EXERCISE DETAILS:
Check every line below for the word "color" and copy each one that has it.

• • • • • • •

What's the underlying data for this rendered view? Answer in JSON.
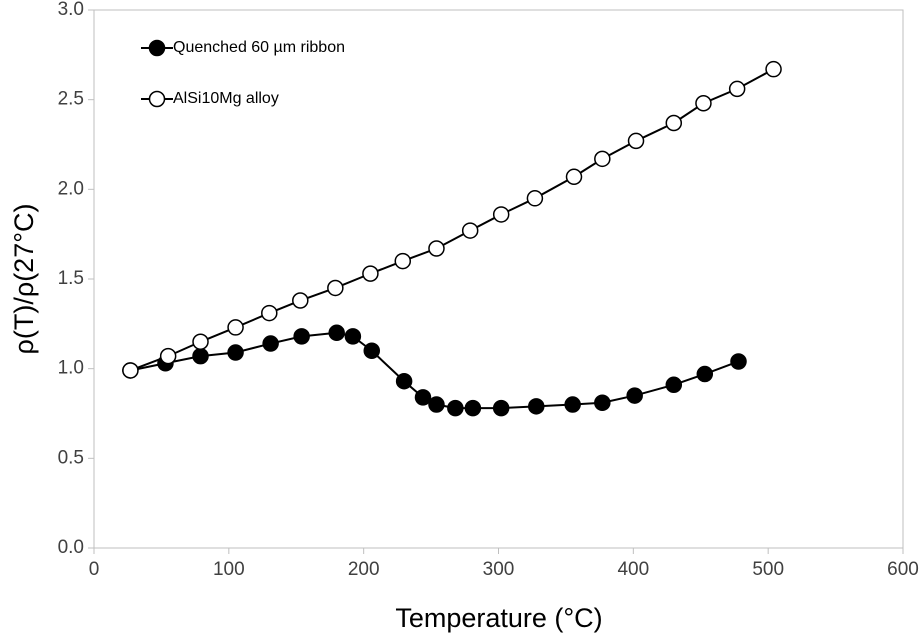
{
  "chart_data": {
    "type": "line",
    "x_label": "Temperature (°C)",
    "y_label": "ρ(T)/ρ(27°C)",
    "xlim": [
      0,
      600
    ],
    "xticks": [
      0,
      100,
      200,
      300,
      400,
      500,
      600
    ],
    "ylim": [
      0,
      3
    ],
    "yticks": [
      {
        "value": 0,
        "label": "0.0"
      },
      0.5,
      {
        "value": 1,
        "label": "1.0"
      },
      1.5,
      {
        "value": 2,
        "label": "2.0"
      },
      2.5,
      {
        "value": 3,
        "label": "3.0"
      }
    ],
    "grid": false,
    "legend": "upper left",
    "series": [
      {
        "name": "Quenched 60 µm ribbon",
        "color": "#000000",
        "marker": "filled",
        "x": [
          27,
          53,
          79,
          105,
          131,
          154,
          180,
          192,
          206,
          230,
          244,
          254,
          268,
          281,
          302,
          328,
          355,
          377,
          401,
          430,
          453,
          478
        ],
        "values": [
          0.99,
          1.03,
          1.07,
          1.09,
          1.14,
          1.18,
          1.2,
          1.18,
          1.1,
          0.93,
          0.84,
          0.8,
          0.78,
          0.78,
          0.78,
          0.79,
          0.8,
          0.81,
          0.85,
          0.91,
          0.97,
          1.04
        ]
      },
      {
        "name": "AlSi10Mg alloy",
        "color": "#000000",
        "marker": "open",
        "x": [
          27,
          55,
          79,
          105,
          130,
          153,
          179,
          205,
          229,
          254,
          279,
          302,
          327,
          356,
          377,
          402,
          430,
          452,
          477,
          504
        ],
        "values": [
          0.99,
          1.07,
          1.15,
          1.23,
          1.31,
          1.38,
          1.45,
          1.53,
          1.6,
          1.67,
          1.77,
          1.86,
          1.95,
          2.07,
          2.17,
          2.27,
          2.37,
          2.48,
          2.56,
          2.67
        ]
      }
    ]
  }
}
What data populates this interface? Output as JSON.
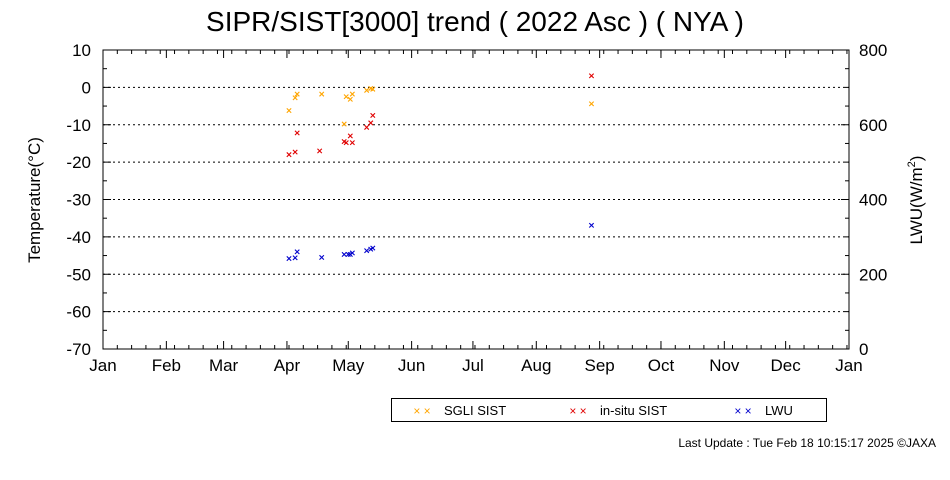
{
  "chart_data": {
    "type": "scatter",
    "title": "SIPR/SIST[3000] trend ( 2022 Asc ) ( NYA )",
    "ylabel": "Temperature(°C)",
    "y2label_main": "LWU(W/m",
    "y2label_sup": "2",
    "y2label_end": ")",
    "ylim": [
      -70,
      10
    ],
    "y2lim": [
      0,
      800
    ],
    "yticks": [
      "10",
      "0",
      "-10",
      "-20",
      "-30",
      "-40",
      "-50",
      "-60",
      "-70"
    ],
    "y2ticks": [
      "800",
      "600",
      "400",
      "200",
      "0"
    ],
    "months": [
      "Jan",
      "Feb",
      "Mar",
      "Apr",
      "May",
      "Jun",
      "Jul",
      "Aug",
      "Sep",
      "Oct",
      "Nov",
      "Dec",
      "Jan"
    ],
    "grid": "dotted horizontal",
    "legend_placement": "bottom-right",
    "series": [
      {
        "name": "SGLI SIST",
        "color": "#ffa500",
        "axis": "left",
        "x": [
          "2022-04-02",
          "2022-04-05",
          "2022-04-06",
          "2022-04-18",
          "2022-04-29",
          "2022-04-30",
          "2022-05-02",
          "2022-05-03",
          "2022-05-10",
          "2022-05-12",
          "2022-05-13",
          "2022-08-28"
        ],
        "y": [
          -6.2,
          -2.8,
          -1.8,
          -1.8,
          -9.8,
          -2.5,
          -3.2,
          -1.8,
          -0.8,
          -0.3,
          -0.5,
          -4.4
        ]
      },
      {
        "name": "in-situ SIST",
        "color": "#e00000",
        "axis": "left",
        "x": [
          "2022-04-02",
          "2022-04-05",
          "2022-04-06",
          "2022-04-17",
          "2022-04-29",
          "2022-04-30",
          "2022-05-02",
          "2022-05-03",
          "2022-05-10",
          "2022-05-12",
          "2022-05-13",
          "2022-08-28"
        ],
        "y": [
          -18.0,
          -17.3,
          -12.2,
          -17.0,
          -14.5,
          -14.8,
          -13.0,
          -14.8,
          -10.7,
          -9.5,
          -7.5,
          3.1
        ]
      },
      {
        "name": "LWU",
        "color": "#0000cc",
        "axis": "right",
        "x": [
          "2022-04-02",
          "2022-04-05",
          "2022-04-06",
          "2022-04-18",
          "2022-04-29",
          "2022-05-01",
          "2022-05-02",
          "2022-05-03",
          "2022-05-10",
          "2022-05-12",
          "2022-05-13",
          "2022-08-28"
        ],
        "y": [
          242,
          244,
          260,
          245,
          253,
          253,
          253,
          257,
          263,
          267,
          270,
          331
        ]
      }
    ]
  },
  "legend": {
    "marker": "× ×",
    "items": [
      "SGLI SIST",
      "in-situ SIST",
      "LWU"
    ]
  },
  "footer": {
    "update": "Last Update : Tue Feb 18 10:15:17 2025  ©JAXA"
  }
}
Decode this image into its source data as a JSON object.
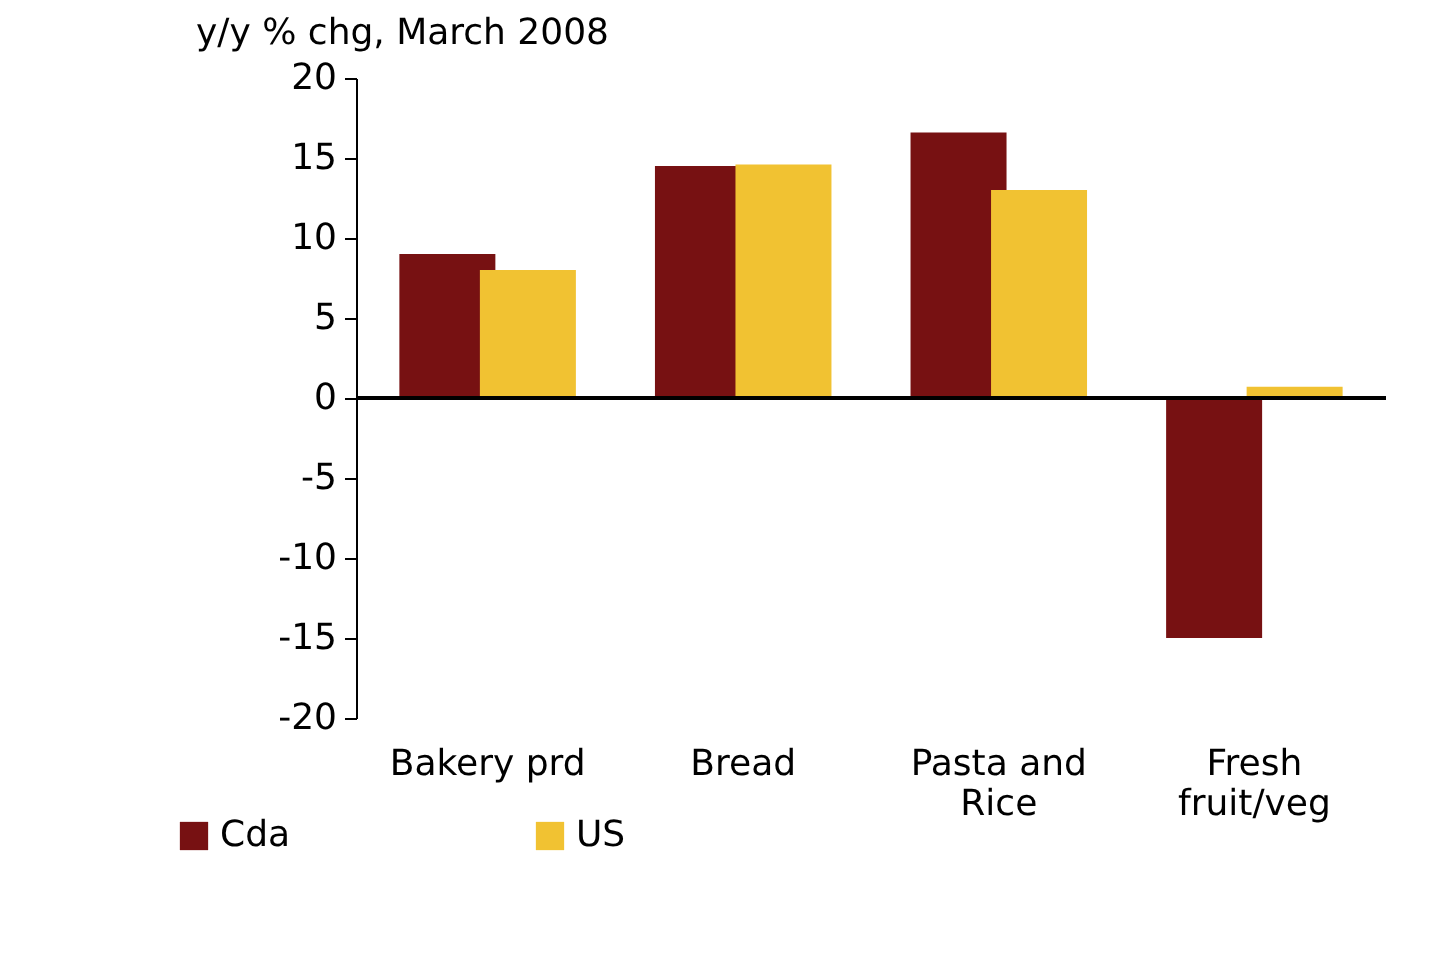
{
  "chart_data": {
    "type": "bar",
    "title": "y/y % chg, March 2008",
    "categories": [
      "Bakery prd",
      "Bread",
      "Pasta and Rice",
      "Fresh fruit/veg"
    ],
    "series": [
      {
        "name": "Cda",
        "color": "#771112",
        "values": [
          9.0,
          14.5,
          16.6,
          -15.0
        ]
      },
      {
        "name": "US",
        "color": "#f1c232",
        "values": [
          8.0,
          14.6,
          13.0,
          0.7
        ]
      }
    ],
    "ylim": [
      -20,
      20
    ],
    "yticks": [
      -20,
      -15,
      -10,
      -5,
      0,
      5,
      10,
      15,
      20
    ],
    "ref_lines": [
      {
        "axis": "y",
        "value": 0,
        "color": "#000000"
      }
    ],
    "grid": false,
    "legend": "bottom left"
  }
}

• • • • • • •

OUTPUT:
        "color": "#000000",
        "color": "#000000",
        "color": "#ffa500",
        "color": "#e00000",
        "color": "#0000cc",
        "color": "#771112",
        "color": "#f1c232",
        "color": "#000000"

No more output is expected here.